Return all the data below as it stands, minus the pictures.

(Part of a data file)
begin

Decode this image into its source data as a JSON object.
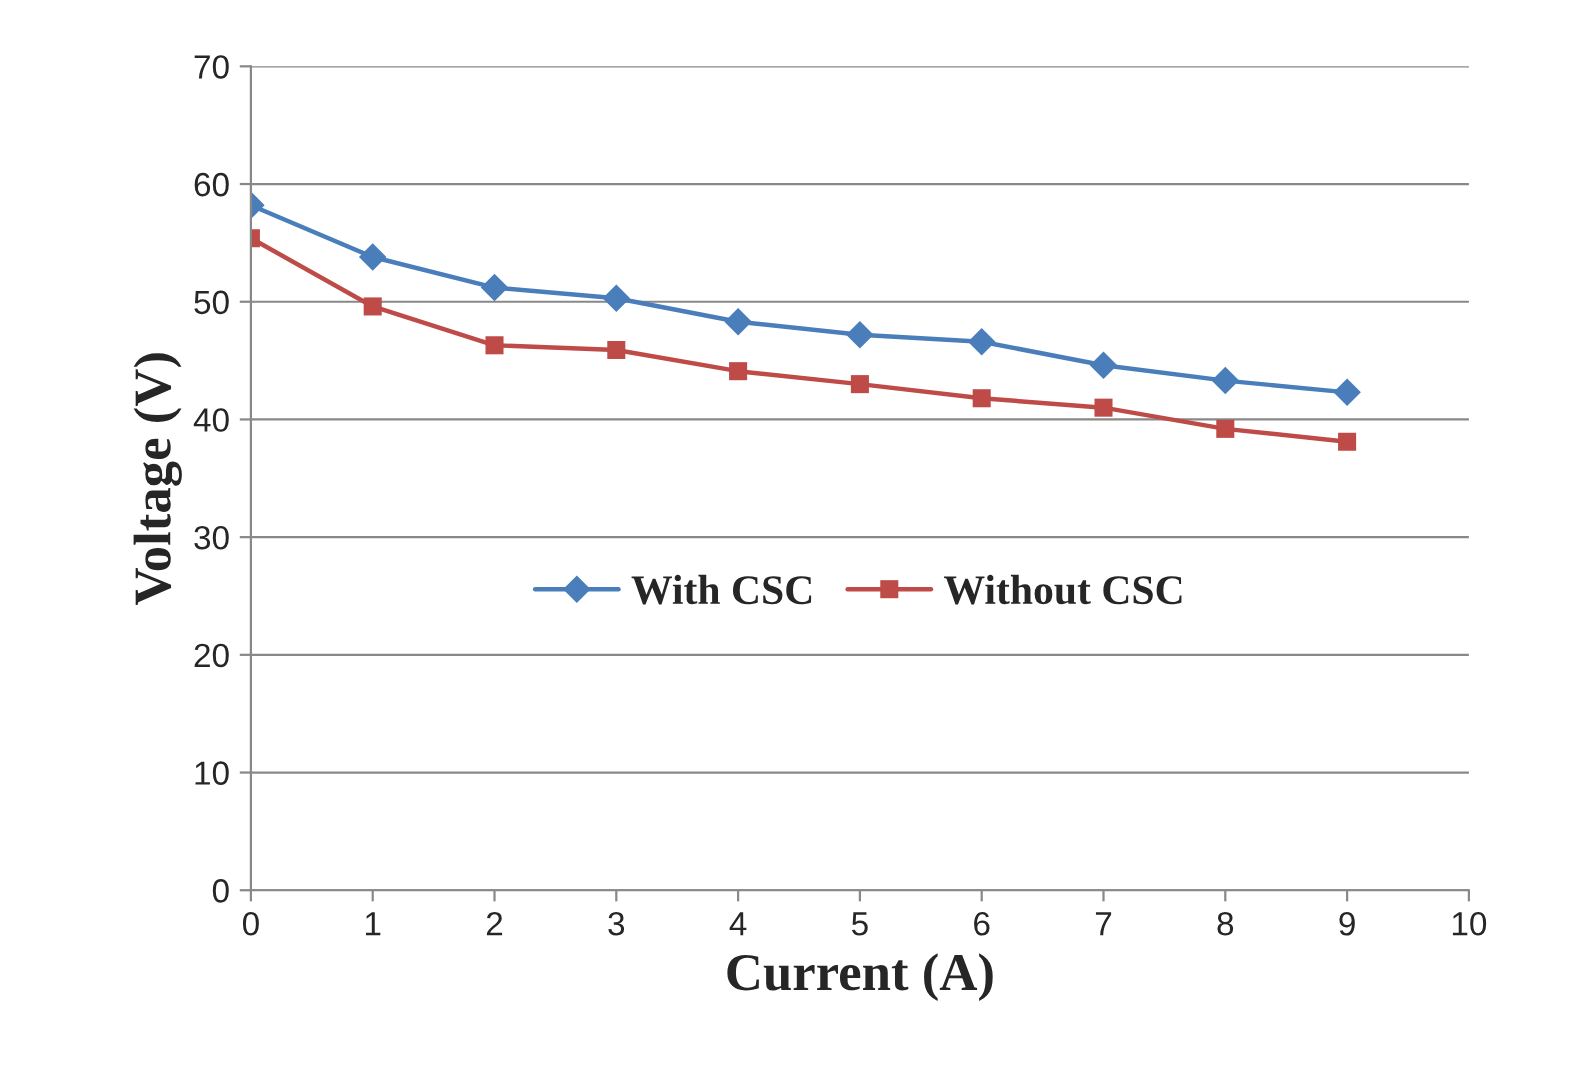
{
  "chart_data": {
    "type": "line",
    "xlabel": "Current (A)",
    "ylabel": "Voltage (V)",
    "x": [
      0,
      1,
      2,
      3,
      4,
      5,
      6,
      7,
      8,
      9
    ],
    "series": [
      {
        "name": "With CSC",
        "color": "#4a7ebb",
        "marker": "diamond",
        "values": [
          58.2,
          53.8,
          51.2,
          50.3,
          48.3,
          47.2,
          46.6,
          44.6,
          43.3,
          42.3
        ]
      },
      {
        "name": "Without CSC",
        "color": "#be4b48",
        "marker": "square",
        "values": [
          55.4,
          49.6,
          46.3,
          45.9,
          44.1,
          43.0,
          41.8,
          41.0,
          39.2,
          38.1
        ]
      }
    ],
    "xlim": [
      0,
      10
    ],
    "xticks": [
      0,
      1,
      2,
      3,
      4,
      5,
      6,
      7,
      8,
      9,
      10
    ],
    "ylim": [
      0,
      70
    ],
    "yticks": [
      0,
      10,
      20,
      30,
      40,
      50,
      60,
      70
    ],
    "grid": "y",
    "legend": "center",
    "line_style": "solid"
  }
}
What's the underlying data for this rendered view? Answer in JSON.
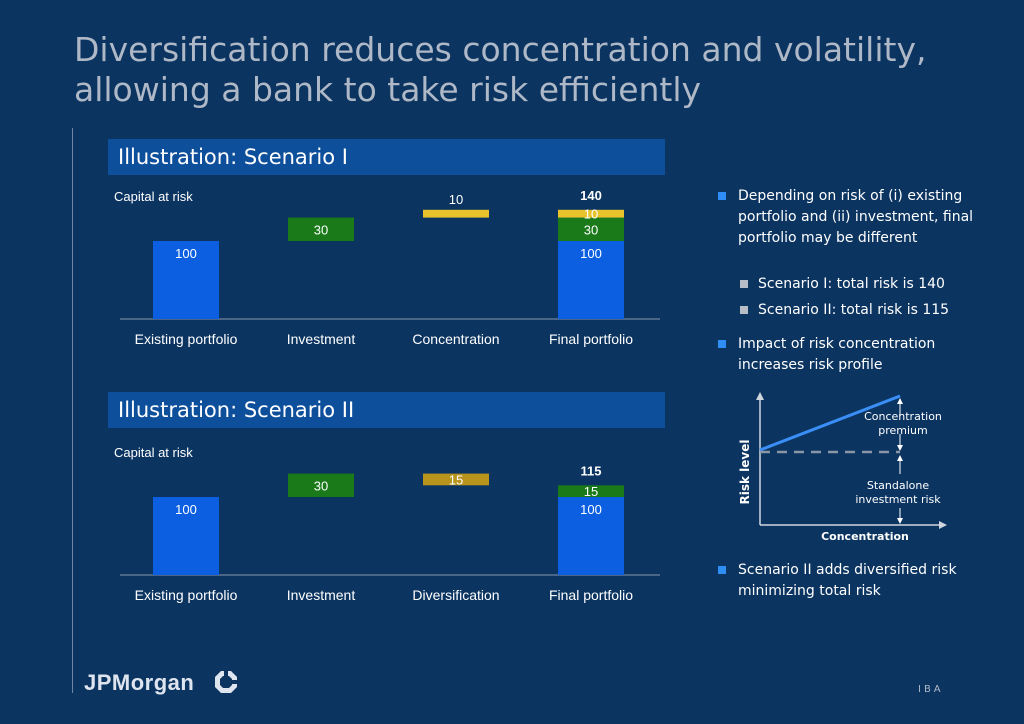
{
  "title": "Diversification reduces concentration and volatility, allowing a bank to take risk efficiently",
  "colors": {
    "background": "#0b3461",
    "header": "#0e4f9c",
    "blue_bar": "#0b5fe0",
    "green_bar": "#1a7a1a",
    "yellow_bar": "#e8c22a",
    "gold_bar": "#b8941c",
    "diagram_line": "#3a8ef5"
  },
  "scenario1": {
    "header": "Illustration: Scenario I"
  },
  "scenario2": {
    "header": "Illustration: Scenario II"
  },
  "chart_data": [
    {
      "type": "bar",
      "subtype": "waterfall",
      "ylabel": "Capital at risk",
      "categories": [
        "Existing portfolio",
        "Investment",
        "Concentration",
        "Final portfolio"
      ],
      "segments": [
        {
          "category": "Existing portfolio",
          "base": 0,
          "value": 100,
          "label": "100",
          "color": "blue"
        },
        {
          "category": "Investment",
          "base": 100,
          "value": 30,
          "label": "30",
          "color": "green"
        },
        {
          "category": "Concentration",
          "base": 130,
          "value": 10,
          "label": "10",
          "color": "yellow"
        },
        {
          "category": "Final portfolio",
          "base": 0,
          "value": 100,
          "label": "100",
          "color": "blue"
        },
        {
          "category": "Final portfolio",
          "base": 100,
          "value": 30,
          "label": "30",
          "color": "green"
        },
        {
          "category": "Final portfolio",
          "base": 130,
          "value": 10,
          "label": "10",
          "color": "yellow"
        }
      ],
      "total": {
        "category": "Final portfolio",
        "value": 140,
        "label": "140"
      },
      "ylim": [
        0,
        150
      ]
    },
    {
      "type": "bar",
      "subtype": "waterfall",
      "ylabel": "Capital at risk",
      "categories": [
        "Existing portfolio",
        "Investment",
        "Diversification",
        "Final portfolio"
      ],
      "segments": [
        {
          "category": "Existing portfolio",
          "base": 0,
          "value": 100,
          "label": "100",
          "color": "blue"
        },
        {
          "category": "Investment",
          "base": 100,
          "value": 30,
          "label": "30",
          "color": "green"
        },
        {
          "category": "Diversification",
          "base": 115,
          "value": 15,
          "label": "15",
          "color": "gold"
        },
        {
          "category": "Final portfolio",
          "base": 0,
          "value": 100,
          "label": "100",
          "color": "blue"
        },
        {
          "category": "Final portfolio",
          "base": 100,
          "value": 15,
          "label": "15",
          "color": "green"
        }
      ],
      "total": {
        "category": "Final portfolio",
        "value": 115,
        "label": "115"
      },
      "ylim": [
        0,
        150
      ]
    }
  ],
  "bullets": {
    "b1": "Depending on risk of (i) existing portfolio and (ii) investment, final portfolio may be different",
    "b1a": "Scenario I: total risk is 140",
    "b1b": "Scenario II: total risk is 115",
    "b2": "Impact of risk concentration increases risk profile",
    "b3": "Scenario II adds diversified risk minimizing total risk"
  },
  "diagram": {
    "ylabel": "Risk level",
    "xlabel": "Concentration",
    "premium_line1": "Concentration",
    "premium_line2": "premium",
    "standalone_line1": "Standalone",
    "standalone_line2": "investment risk"
  },
  "footer": {
    "logo": "JPMorgan",
    "code": "IBA"
  }
}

end

Written answer –
Decode this image into its source data as a JSON object.
{
  "chart_data": {
    "type": "line",
    "xlabel": "Current (A)",
    "ylabel": "Voltage (V)",
    "x": [
      0,
      1,
      2,
      3,
      4,
      5,
      6,
      7,
      8,
      9
    ],
    "series": [
      {
        "name": "With CSC",
        "color": "#4a7ebb",
        "marker": "diamond",
        "values": [
          58.2,
          53.8,
          51.2,
          50.3,
          48.3,
          47.2,
          46.6,
          44.6,
          43.3,
          42.3
        ]
      },
      {
        "name": "Without CSC",
        "color": "#be4b48",
        "marker": "square",
        "values": [
          55.4,
          49.6,
          46.3,
          45.9,
          44.1,
          43.0,
          41.8,
          41.0,
          39.2,
          38.1
        ]
      }
    ],
    "xlim": [
      0,
      10
    ],
    "xticks": [
      0,
      1,
      2,
      3,
      4,
      5,
      6,
      7,
      8,
      9,
      10
    ],
    "ylim": [
      0,
      70
    ],
    "yticks": [
      0,
      10,
      20,
      30,
      40,
      50,
      60,
      70
    ],
    "grid": "y",
    "legend": "center",
    "line_style": "solid"
  }
}
What's the underlying data for this rendered view? Answer in JSON.
{
  "title": "Diversification reduces concentration and volatility, allowing a bank to take risk efficiently",
  "colors": {
    "background": "#0b3461",
    "header": "#0e4f9c",
    "blue_bar": "#0b5fe0",
    "green_bar": "#1a7a1a",
    "yellow_bar": "#e8c22a",
    "gold_bar": "#b8941c",
    "diagram_line": "#3a8ef5"
  },
  "scenario1": {
    "header": "Illustration: Scenario I"
  },
  "scenario2": {
    "header": "Illustration: Scenario II"
  },
  "chart_data": [
    {
      "type": "bar",
      "subtype": "waterfall",
      "ylabel": "Capital at risk",
      "categories": [
        "Existing portfolio",
        "Investment",
        "Concentration",
        "Final portfolio"
      ],
      "segments": [
        {
          "category": "Existing portfolio",
          "base": 0,
          "value": 100,
          "label": "100",
          "color": "blue"
        },
        {
          "category": "Investment",
          "base": 100,
          "value": 30,
          "label": "30",
          "color": "green"
        },
        {
          "category": "Concentration",
          "base": 130,
          "value": 10,
          "label": "10",
          "color": "yellow"
        },
        {
          "category": "Final portfolio",
          "base": 0,
          "value": 100,
          "label": "100",
          "color": "blue"
        },
        {
          "category": "Final portfolio",
          "base": 100,
          "value": 30,
          "label": "30",
          "color": "green"
        },
        {
          "category": "Final portfolio",
          "base": 130,
          "value": 10,
          "label": "10",
          "color": "yellow"
        }
      ],
      "total": {
        "category": "Final portfolio",
        "value": 140,
        "label": "140"
      },
      "ylim": [
        0,
        150
      ]
    },
    {
      "type": "bar",
      "subtype": "waterfall",
      "ylabel": "Capital at risk",
      "categories": [
        "Existing portfolio",
        "Investment",
        "Diversification",
        "Final portfolio"
      ],
      "segments": [
        {
          "category": "Existing portfolio",
          "base": 0,
          "value": 100,
          "label": "100",
          "color": "blue"
        },
        {
          "category": "Investment",
          "base": 100,
          "value": 30,
          "label": "30",
          "color": "green"
        },
        {
          "category": "Diversification",
          "base": 115,
          "value": 15,
          "label": "15",
          "color": "gold"
        },
        {
          "category": "Final portfolio",
          "base": 0,
          "value": 100,
          "label": "100",
          "color": "blue"
        },
        {
          "category": "Final portfolio",
          "base": 100,
          "value": 15,
          "label": "15",
          "color": "green"
        }
      ],
      "total": {
        "category": "Final portfolio",
        "value": 115,
        "label": "115"
      },
      "ylim": [
        0,
        150
      ]
    }
  ],
  "bullets": {
    "b1": "Depending on risk of (i) existing portfolio and (ii) investment, final portfolio may be different",
    "b1a": "Scenario I: total risk is 140",
    "b1b": "Scenario II: total risk is 115",
    "b2": "Impact of risk concentration increases risk profile",
    "b3": "Scenario II adds diversified risk minimizing total risk"
  },
  "diagram": {
    "ylabel": "Risk level",
    "xlabel": "Concentration",
    "premium_line1": "Concentration",
    "premium_line2": "premium",
    "standalone_line1": "Standalone",
    "standalone_line2": "investment risk"
  },
  "footer": {
    "logo": "JPMorgan",
    "code": "IBA"
  }
}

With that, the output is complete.